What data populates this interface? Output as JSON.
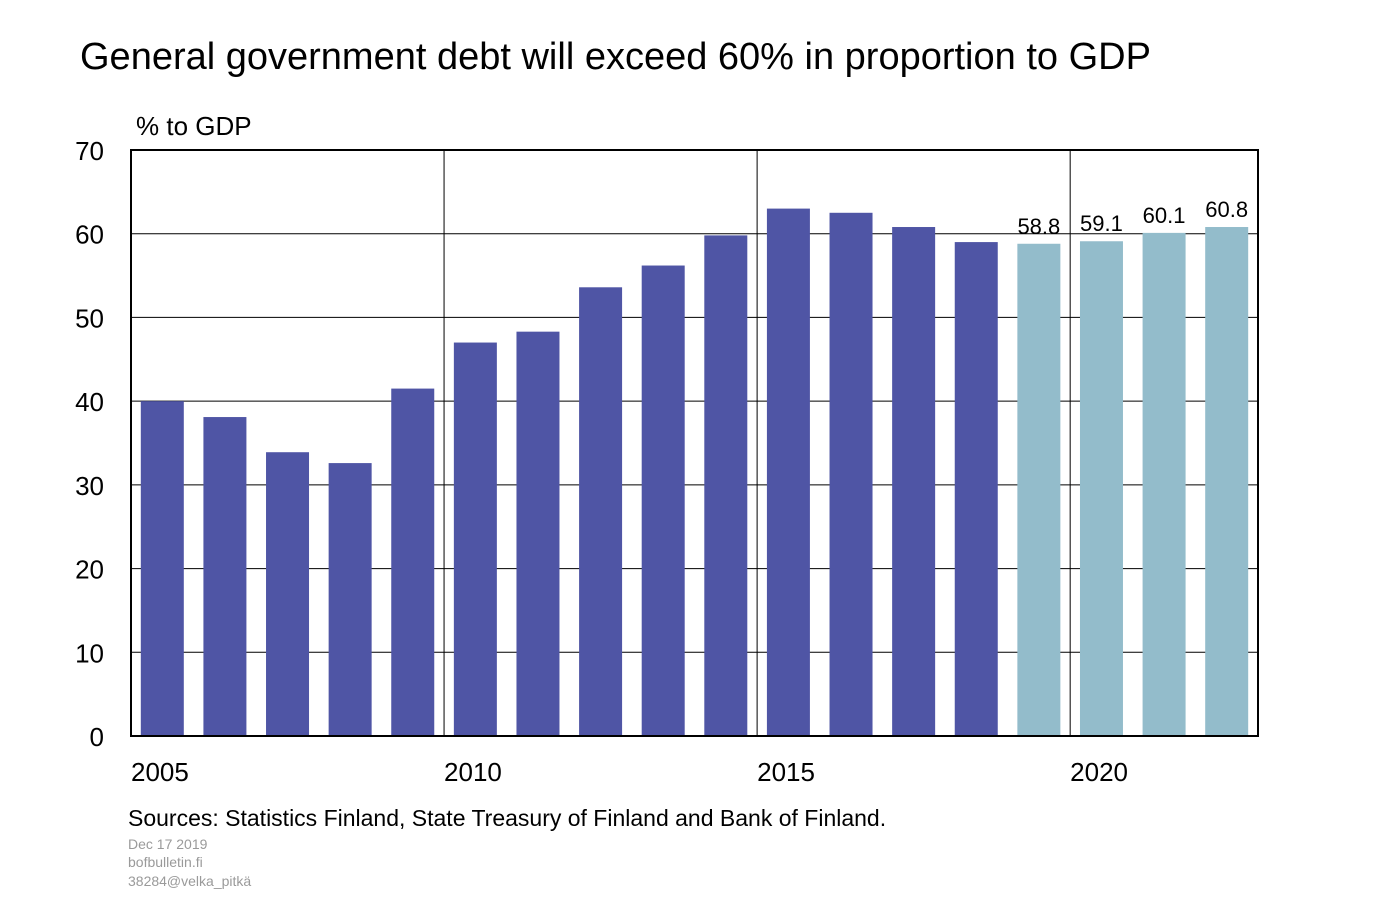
{
  "chart_data": {
    "type": "bar",
    "title": "General government debt will exceed 60% in proportion to GDP",
    "ylabel": "% to GDP",
    "xlabel": "",
    "ylim": [
      0,
      70
    ],
    "yticks": [
      0,
      10,
      20,
      30,
      40,
      50,
      60,
      70
    ],
    "xtick_labels": [
      "2005",
      "2010",
      "2015",
      "2020"
    ],
    "grid": true,
    "categories": [
      "2005",
      "2006",
      "2007",
      "2008",
      "2009",
      "2010",
      "2011",
      "2012",
      "2013",
      "2014",
      "2015",
      "2016",
      "2017",
      "2018",
      "2019",
      "2020",
      "2021",
      "2022"
    ],
    "values": [
      40.0,
      38.1,
      33.9,
      32.6,
      41.5,
      47.0,
      48.3,
      53.6,
      56.2,
      59.8,
      63.0,
      62.5,
      60.8,
      59.0,
      58.8,
      59.1,
      60.1,
      60.8
    ],
    "forecast_from": "2019",
    "data_labels": {
      "2019": "58.8",
      "2020": "59.1",
      "2021": "60.1",
      "2022": "60.8"
    },
    "colors": {
      "actual": "#4f55a5",
      "forecast": "#93bccb"
    }
  },
  "footer": {
    "sources": "Sources: Statistics Finland, State Treasury of Finland and Bank of Finland.",
    "date": "Dec 17 2019",
    "site": "bofbulletin.fi",
    "code": "38284@velka_pitkä"
  }
}
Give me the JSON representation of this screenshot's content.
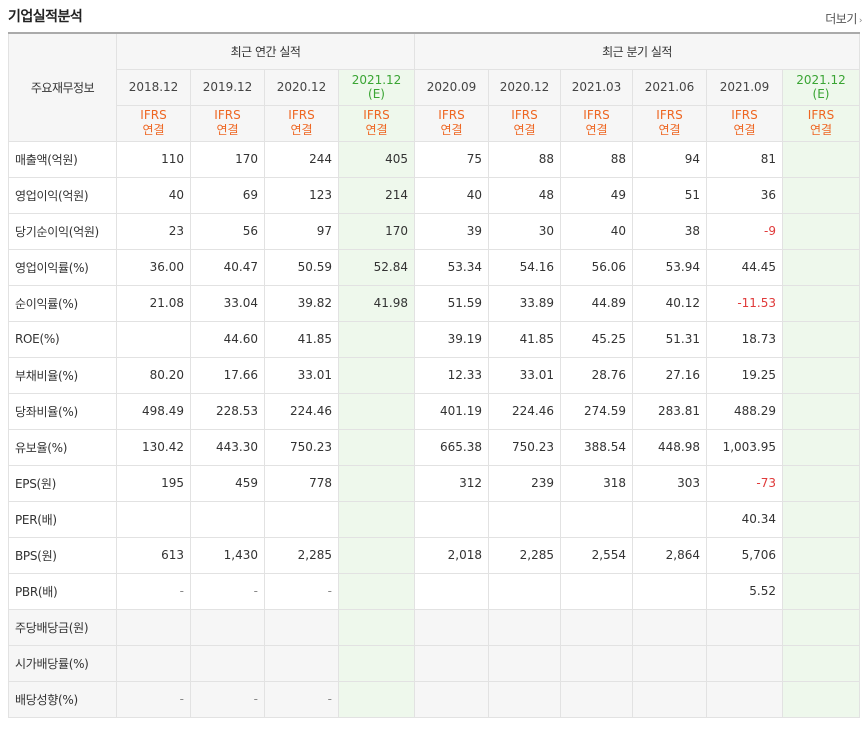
{
  "title": "기업실적분석",
  "more": "더보기",
  "header": {
    "label": "주요재무정보",
    "annual": "최근 연간 실적",
    "quarterly": "최근 분기 실적",
    "periods": [
      {
        "date": "2018.12",
        "sub": "",
        "est": false
      },
      {
        "date": "2019.12",
        "sub": "",
        "est": false
      },
      {
        "date": "2020.12",
        "sub": "",
        "est": false
      },
      {
        "date": "2021.12",
        "sub": "(E)",
        "est": true
      },
      {
        "date": "2020.09",
        "sub": "",
        "est": false
      },
      {
        "date": "2020.12",
        "sub": "",
        "est": false
      },
      {
        "date": "2021.03",
        "sub": "",
        "est": false
      },
      {
        "date": "2021.06",
        "sub": "",
        "est": false
      },
      {
        "date": "2021.09",
        "sub": "",
        "est": false
      },
      {
        "date": "2021.12",
        "sub": "(E)",
        "est": true
      }
    ],
    "ifrs1": "IFRS",
    "ifrs2": "연결"
  },
  "rows": [
    {
      "label": "매출액(억원)",
      "values": [
        "110",
        "170",
        "244",
        "405",
        "75",
        "88",
        "88",
        "94",
        "81",
        ""
      ]
    },
    {
      "label": "영업이익(억원)",
      "values": [
        "40",
        "69",
        "123",
        "214",
        "40",
        "48",
        "49",
        "51",
        "36",
        ""
      ]
    },
    {
      "label": "당기순이익(억원)",
      "values": [
        "23",
        "56",
        "97",
        "170",
        "39",
        "30",
        "40",
        "38",
        "-9",
        ""
      ]
    },
    {
      "label": "영업이익률(%)",
      "values": [
        "36.00",
        "40.47",
        "50.59",
        "52.84",
        "53.34",
        "54.16",
        "56.06",
        "53.94",
        "44.45",
        ""
      ]
    },
    {
      "label": "순이익률(%)",
      "values": [
        "21.08",
        "33.04",
        "39.82",
        "41.98",
        "51.59",
        "33.89",
        "44.89",
        "40.12",
        "-11.53",
        ""
      ]
    },
    {
      "label": "ROE(%)",
      "values": [
        "",
        "44.60",
        "41.85",
        "",
        "39.19",
        "41.85",
        "45.25",
        "51.31",
        "18.73",
        ""
      ]
    },
    {
      "label": "부채비율(%)",
      "values": [
        "80.20",
        "17.66",
        "33.01",
        "",
        "12.33",
        "33.01",
        "28.76",
        "27.16",
        "19.25",
        ""
      ]
    },
    {
      "label": "당좌비율(%)",
      "values": [
        "498.49",
        "228.53",
        "224.46",
        "",
        "401.19",
        "224.46",
        "274.59",
        "283.81",
        "488.29",
        ""
      ]
    },
    {
      "label": "유보율(%)",
      "values": [
        "130.42",
        "443.30",
        "750.23",
        "",
        "665.38",
        "750.23",
        "388.54",
        "448.98",
        "1,003.95",
        ""
      ]
    },
    {
      "label": "EPS(원)",
      "values": [
        "195",
        "459",
        "778",
        "",
        "312",
        "239",
        "318",
        "303",
        "-73",
        ""
      ]
    },
    {
      "label": "PER(배)",
      "values": [
        "",
        "",
        "",
        "",
        "",
        "",
        "",
        "",
        "40.34",
        ""
      ]
    },
    {
      "label": "BPS(원)",
      "values": [
        "613",
        "1,430",
        "2,285",
        "",
        "2,018",
        "2,285",
        "2,554",
        "2,864",
        "5,706",
        ""
      ]
    },
    {
      "label": "PBR(배)",
      "values": [
        "-",
        "-",
        "-",
        "",
        "",
        "",
        "",
        "",
        "5.52",
        ""
      ]
    },
    {
      "label": "주당배당금(원)",
      "values": [
        "",
        "",
        "",
        "",
        "",
        "",
        "",
        "",
        "",
        ""
      ]
    },
    {
      "label": "시가배당률(%)",
      "values": [
        "",
        "",
        "",
        "",
        "",
        "",
        "",
        "",
        "",
        ""
      ]
    },
    {
      "label": "배당성향(%)",
      "values": [
        "-",
        "-",
        "-",
        "",
        "",
        "",
        "",
        "",
        "",
        ""
      ]
    }
  ],
  "colors": {
    "ifrs": "#ee6622",
    "estimate_bg": "#eef8ec",
    "estimate_text": "#3aa534",
    "negative": "#e03a3a"
  }
}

=-=-=

Look through the entries above; copy each line where the string "JSON" appears.

_Output for this exercise_:
What data populates this interface? Output as JSON.
Give me the JSON representation of this screenshot's content.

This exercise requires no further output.